━━━ DATA SECTION

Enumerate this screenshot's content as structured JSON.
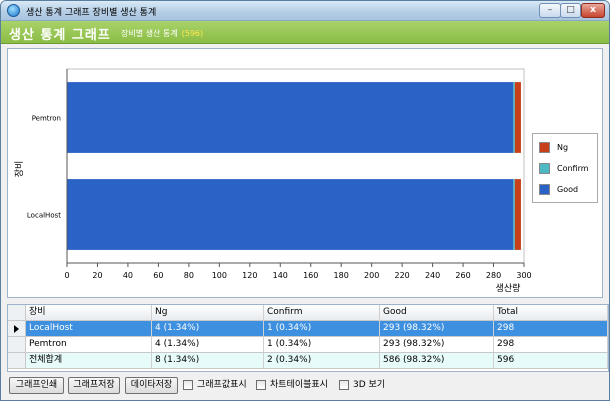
{
  "window": {
    "title": "생산 통계 그래프 장비별 생산 통계",
    "minimize_glyph": "–",
    "maximize_glyph": "□",
    "close_glyph": "x"
  },
  "header": {
    "title": "생산 통계 그래프",
    "subtitle": "장비별 생산 통계",
    "count": "(596)"
  },
  "colors": {
    "ng": "#c8401a",
    "confirm": "#4bb8c4",
    "good": "#2a62c6",
    "header_band": "#97c354",
    "selected_row": "#3d8fe0"
  },
  "chart_data": {
    "type": "bar",
    "orientation": "horizontal",
    "stacked": true,
    "categories": [
      "Pemtron",
      "LocalHost"
    ],
    "series": [
      {
        "name": "Good",
        "values": [
          293,
          293
        ]
      },
      {
        "name": "Confirm",
        "values": [
          1,
          1
        ]
      },
      {
        "name": "Ng",
        "values": [
          4,
          4
        ]
      }
    ],
    "xlabel": "생산량",
    "ylabel": "장비",
    "xlim": [
      0,
      300
    ],
    "xticks": [
      "0",
      "20",
      "40",
      "60",
      "80",
      "100",
      "120",
      "140",
      "160",
      "180",
      "200",
      "220",
      "240",
      "260",
      "280",
      "300"
    ],
    "grid": false,
    "legend_position": "right",
    "legend_order": [
      "Ng",
      "Confirm",
      "Good"
    ]
  },
  "table": {
    "columns": [
      "장비",
      "Ng",
      "Confirm",
      "Good",
      "Total"
    ],
    "rows": [
      {
        "device": "LocalHost",
        "ng": "4 (1.34%)",
        "confirm": "1 (0.34%)",
        "good": "293 (98.32%)",
        "total": "298"
      },
      {
        "device": "Pemtron",
        "ng": "4 (1.34%)",
        "confirm": "1 (0.34%)",
        "good": "293 (98.32%)",
        "total": "298"
      },
      {
        "device": "전체합계",
        "ng": "8 (1.34%)",
        "confirm": "2 (0.34%)",
        "good": "586 (98.32%)",
        "total": "596"
      }
    ]
  },
  "toolbar": {
    "print_button": "그래프인쇄",
    "save_graph_button": "그래프저장",
    "save_data_button": "데이타저장",
    "show_values_checkbox": "그래프값표시",
    "show_table_checkbox": "차트테이블표시",
    "view_3d_checkbox": "3D 보기"
  }
}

━━━━━━

Without the pictures, return the entries exactly as they appear.

Enumerate this screenshot's content as structured JSON.
{
  "window": {
    "title": "생산 통계 그래프 장비별 생산 통계",
    "minimize_glyph": "–",
    "maximize_glyph": "□",
    "close_glyph": "x"
  },
  "header": {
    "title": "생산 통계 그래프",
    "subtitle": "장비별 생산 통계",
    "count": "(596)"
  },
  "colors": {
    "ng": "#c8401a",
    "confirm": "#4bb8c4",
    "good": "#2a62c6",
    "header_band": "#97c354",
    "selected_row": "#3d8fe0"
  },
  "chart_data": {
    "type": "bar",
    "orientation": "horizontal",
    "stacked": true,
    "categories": [
      "Pemtron",
      "LocalHost"
    ],
    "series": [
      {
        "name": "Good",
        "values": [
          293,
          293
        ]
      },
      {
        "name": "Confirm",
        "values": [
          1,
          1
        ]
      },
      {
        "name": "Ng",
        "values": [
          4,
          4
        ]
      }
    ],
    "xlabel": "생산량",
    "ylabel": "장비",
    "xlim": [
      0,
      300
    ],
    "xticks": [
      "0",
      "20",
      "40",
      "60",
      "80",
      "100",
      "120",
      "140",
      "160",
      "180",
      "200",
      "220",
      "240",
      "260",
      "280",
      "300"
    ],
    "grid": false,
    "legend_position": "right",
    "legend_order": [
      "Ng",
      "Confirm",
      "Good"
    ]
  },
  "table": {
    "columns": [
      "장비",
      "Ng",
      "Confirm",
      "Good",
      "Total"
    ],
    "rows": [
      {
        "device": "LocalHost",
        "ng": "4 (1.34%)",
        "confirm": "1 (0.34%)",
        "good": "293 (98.32%)",
        "total": "298"
      },
      {
        "device": "Pemtron",
        "ng": "4 (1.34%)",
        "confirm": "1 (0.34%)",
        "good": "293 (98.32%)",
        "total": "298"
      },
      {
        "device": "전체합계",
        "ng": "8 (1.34%)",
        "confirm": "2 (0.34%)",
        "good": "586 (98.32%)",
        "total": "596"
      }
    ]
  },
  "toolbar": {
    "print_button": "그래프인쇄",
    "save_graph_button": "그래프저장",
    "save_data_button": "데이타저장",
    "show_values_checkbox": "그래프값표시",
    "show_table_checkbox": "차트테이블표시",
    "view_3d_checkbox": "3D 보기"
  }
}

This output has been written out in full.